_Short exercise:_
Pull every "photos" line out of the data below.

_Dataset:_

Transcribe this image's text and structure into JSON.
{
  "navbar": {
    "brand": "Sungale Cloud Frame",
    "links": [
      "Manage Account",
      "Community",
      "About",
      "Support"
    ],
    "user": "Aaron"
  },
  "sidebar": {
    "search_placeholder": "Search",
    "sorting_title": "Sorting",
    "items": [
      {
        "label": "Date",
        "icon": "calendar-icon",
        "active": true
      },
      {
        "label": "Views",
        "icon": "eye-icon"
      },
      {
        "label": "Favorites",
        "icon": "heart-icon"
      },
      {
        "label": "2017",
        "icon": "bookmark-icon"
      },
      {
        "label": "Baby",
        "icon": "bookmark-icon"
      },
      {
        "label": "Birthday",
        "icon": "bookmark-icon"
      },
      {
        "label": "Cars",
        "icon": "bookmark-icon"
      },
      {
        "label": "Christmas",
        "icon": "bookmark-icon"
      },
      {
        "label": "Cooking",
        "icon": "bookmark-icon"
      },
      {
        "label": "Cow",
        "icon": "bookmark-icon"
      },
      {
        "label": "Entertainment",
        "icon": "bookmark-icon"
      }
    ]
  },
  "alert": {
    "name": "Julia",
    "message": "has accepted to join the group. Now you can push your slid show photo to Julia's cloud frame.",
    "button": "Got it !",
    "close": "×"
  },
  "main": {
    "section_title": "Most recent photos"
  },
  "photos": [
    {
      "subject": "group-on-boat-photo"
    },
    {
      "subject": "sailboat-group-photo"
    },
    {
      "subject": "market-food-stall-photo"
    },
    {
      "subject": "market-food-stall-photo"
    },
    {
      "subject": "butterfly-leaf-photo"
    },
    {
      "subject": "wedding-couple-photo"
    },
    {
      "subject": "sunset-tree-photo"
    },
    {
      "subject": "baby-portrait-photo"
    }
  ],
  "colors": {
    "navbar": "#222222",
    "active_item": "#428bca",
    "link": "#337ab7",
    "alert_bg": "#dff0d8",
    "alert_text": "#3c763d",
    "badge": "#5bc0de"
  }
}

_Solution to this exercise:_
    "section_title": "Most recent photos"
  "photos": [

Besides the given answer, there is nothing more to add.